[Dataset items]
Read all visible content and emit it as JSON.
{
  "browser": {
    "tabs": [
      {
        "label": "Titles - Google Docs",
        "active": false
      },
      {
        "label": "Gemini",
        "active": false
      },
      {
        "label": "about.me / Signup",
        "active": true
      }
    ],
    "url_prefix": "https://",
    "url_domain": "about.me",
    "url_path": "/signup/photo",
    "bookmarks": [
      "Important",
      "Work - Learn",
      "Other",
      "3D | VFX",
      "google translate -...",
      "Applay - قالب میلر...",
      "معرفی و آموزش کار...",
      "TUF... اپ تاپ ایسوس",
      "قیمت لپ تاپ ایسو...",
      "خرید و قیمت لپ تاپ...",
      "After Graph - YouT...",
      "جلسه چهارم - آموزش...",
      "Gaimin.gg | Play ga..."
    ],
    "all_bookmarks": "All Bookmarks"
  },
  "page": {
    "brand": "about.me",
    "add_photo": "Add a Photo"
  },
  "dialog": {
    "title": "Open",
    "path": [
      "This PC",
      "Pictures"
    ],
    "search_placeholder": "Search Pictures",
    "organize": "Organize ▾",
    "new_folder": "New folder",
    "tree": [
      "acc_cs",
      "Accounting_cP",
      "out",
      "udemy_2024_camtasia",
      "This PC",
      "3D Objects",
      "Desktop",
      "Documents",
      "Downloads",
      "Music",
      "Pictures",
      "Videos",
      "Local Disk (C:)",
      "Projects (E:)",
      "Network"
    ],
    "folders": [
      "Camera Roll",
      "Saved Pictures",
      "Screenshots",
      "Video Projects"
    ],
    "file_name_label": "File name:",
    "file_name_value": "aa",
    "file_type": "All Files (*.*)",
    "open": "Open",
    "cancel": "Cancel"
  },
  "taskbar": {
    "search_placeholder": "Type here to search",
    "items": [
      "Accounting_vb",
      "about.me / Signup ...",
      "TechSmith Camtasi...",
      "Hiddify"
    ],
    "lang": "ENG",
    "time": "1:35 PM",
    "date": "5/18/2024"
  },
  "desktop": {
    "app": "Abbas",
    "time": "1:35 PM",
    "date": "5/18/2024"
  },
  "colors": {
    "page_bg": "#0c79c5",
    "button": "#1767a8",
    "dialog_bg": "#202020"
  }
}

Short exercise
Return every line exactly.

Result below
Read all visible content and emit it as JSON.
{
  "browser": {
    "tabs": [
      {
        "label": "Titles - Google Docs",
        "active": false
      },
      {
        "label": "Gemini",
        "active": false
      },
      {
        "label": "about.me / Signup",
        "active": true
      }
    ],
    "url_prefix": "https://",
    "url_domain": "about.me",
    "url_path": "/signup/photo",
    "bookmarks": [
      "Important",
      "Work - Learn",
      "Other",
      "3D | VFX",
      "google translate -...",
      "Applay - قالب میلر...",
      "معرفی و آموزش کار...",
      "TUF... اپ تاپ ایسوس",
      "قیمت لپ تاپ ایسو...",
      "خرید و قیمت لپ تاپ...",
      "After Graph - YouT...",
      "جلسه چهارم - آموزش...",
      "Gaimin.gg | Play ga..."
    ],
    "all_bookmarks": "All Bookmarks"
  },
  "page": {
    "brand": "about.me",
    "add_photo": "Add a Photo"
  },
  "dialog": {
    "title": "Open",
    "path": [
      "This PC",
      "Pictures"
    ],
    "search_placeholder": "Search Pictures",
    "organize": "Organize ▾",
    "new_folder": "New folder",
    "tree": [
      "acc_cs",
      "Accounting_cP",
      "out",
      "udemy_2024_camtasia",
      "This PC",
      "3D Objects",
      "Desktop",
      "Documents",
      "Downloads",
      "Music",
      "Pictures",
      "Videos",
      "Local Disk (C:)",
      "Projects (E:)",
      "Network"
    ],
    "folders": [
      "Camera Roll",
      "Saved Pictures",
      "Screenshots",
      "Video Projects"
    ],
    "file_name_label": "File name:",
    "file_name_value": "aa",
    "file_type": "All Files (*.*)",
    "open": "Open",
    "cancel": "Cancel"
  },
  "taskbar": {
    "search_placeholder": "Type here to search",
    "items": [
      "Accounting_vb",
      "about.me / Signup ...",
      "TechSmith Camtasi...",
      "Hiddify"
    ],
    "lang": "ENG",
    "time": "1:35 PM",
    "date": "5/18/2024"
  },
  "desktop": {
    "app": "Abbas",
    "time": "1:35 PM",
    "date": "5/18/2024"
  },
  "colors": {
    "page_bg": "#0c79c5",
    "button": "#1767a8",
    "dialog_bg": "#202020"
  }
}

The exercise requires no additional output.